[Raw records]
>> start

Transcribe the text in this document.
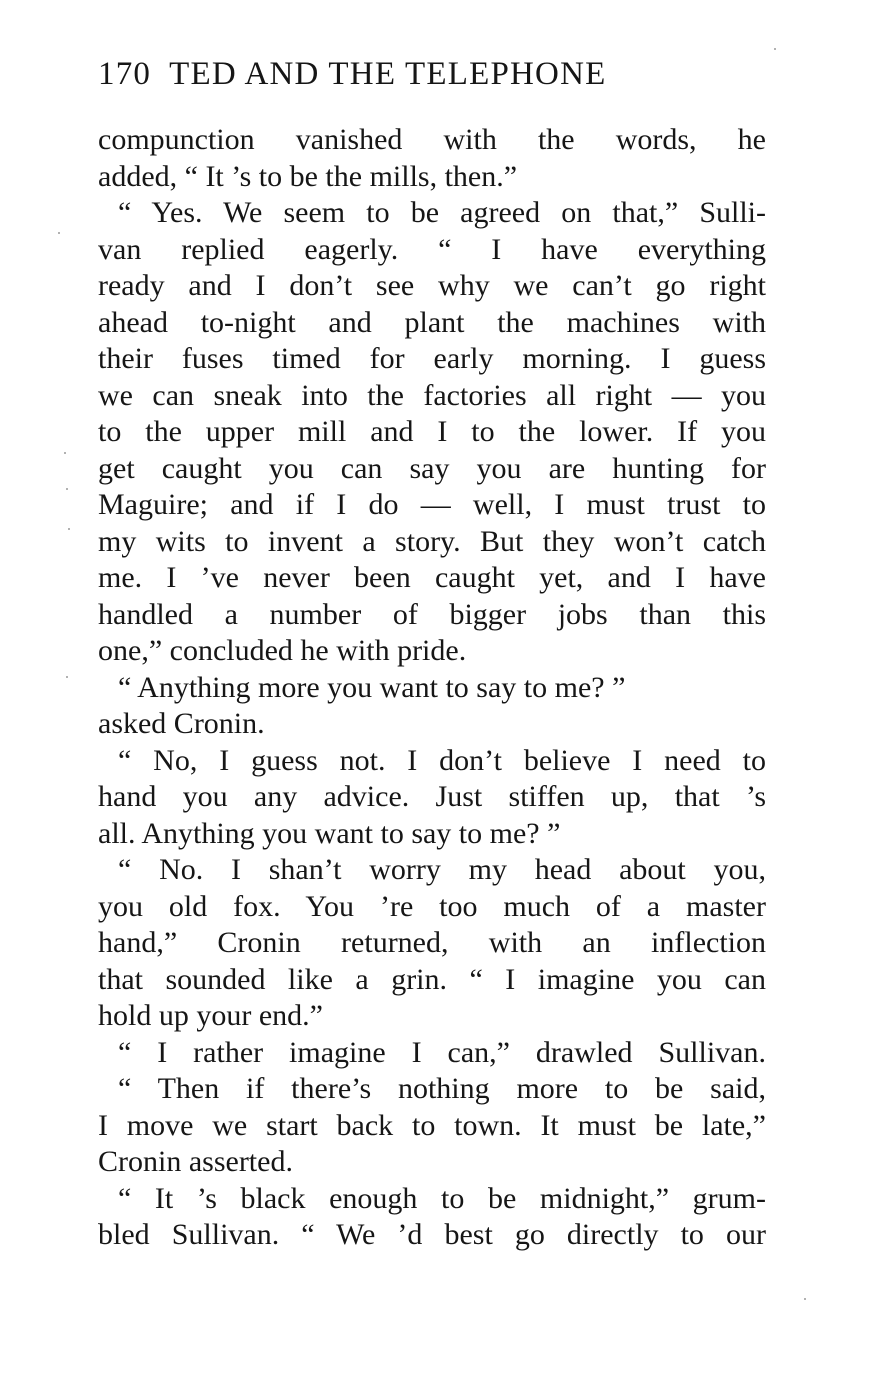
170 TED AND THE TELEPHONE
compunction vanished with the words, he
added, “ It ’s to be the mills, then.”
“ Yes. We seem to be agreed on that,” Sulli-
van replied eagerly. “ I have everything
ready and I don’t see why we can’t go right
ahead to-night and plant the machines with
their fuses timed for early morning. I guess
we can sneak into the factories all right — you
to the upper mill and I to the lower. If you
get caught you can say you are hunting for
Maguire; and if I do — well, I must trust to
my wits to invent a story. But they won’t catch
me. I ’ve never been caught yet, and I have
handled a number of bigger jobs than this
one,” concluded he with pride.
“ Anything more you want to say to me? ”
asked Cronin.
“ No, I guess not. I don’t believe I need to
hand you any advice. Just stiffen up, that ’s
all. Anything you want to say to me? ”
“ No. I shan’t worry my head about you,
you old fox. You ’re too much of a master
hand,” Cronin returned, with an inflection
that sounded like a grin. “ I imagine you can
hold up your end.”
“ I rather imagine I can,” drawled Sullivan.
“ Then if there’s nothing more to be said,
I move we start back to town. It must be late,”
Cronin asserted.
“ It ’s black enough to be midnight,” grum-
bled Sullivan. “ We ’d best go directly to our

>> end
>> start

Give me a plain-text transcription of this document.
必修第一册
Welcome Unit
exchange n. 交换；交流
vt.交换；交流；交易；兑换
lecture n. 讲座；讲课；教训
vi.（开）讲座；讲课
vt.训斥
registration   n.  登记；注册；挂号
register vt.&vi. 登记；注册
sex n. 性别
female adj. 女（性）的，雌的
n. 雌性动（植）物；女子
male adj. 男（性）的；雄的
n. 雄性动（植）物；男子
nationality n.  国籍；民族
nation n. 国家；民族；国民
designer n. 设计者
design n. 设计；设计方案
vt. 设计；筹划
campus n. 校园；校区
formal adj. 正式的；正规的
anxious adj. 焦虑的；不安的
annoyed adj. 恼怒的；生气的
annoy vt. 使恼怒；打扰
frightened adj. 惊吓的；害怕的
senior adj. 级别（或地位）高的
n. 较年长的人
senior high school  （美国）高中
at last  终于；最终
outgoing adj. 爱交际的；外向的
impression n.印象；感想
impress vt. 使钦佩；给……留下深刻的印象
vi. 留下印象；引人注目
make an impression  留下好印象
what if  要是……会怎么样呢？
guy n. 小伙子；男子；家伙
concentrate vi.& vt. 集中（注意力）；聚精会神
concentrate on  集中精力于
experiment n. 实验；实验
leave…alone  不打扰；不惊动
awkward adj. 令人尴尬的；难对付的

>> end

• _Exercise details_: Gather all lines where the word "impression" appears.

• _Response to this exercise_:
impression n.印象；感想
make an impression  留下好印象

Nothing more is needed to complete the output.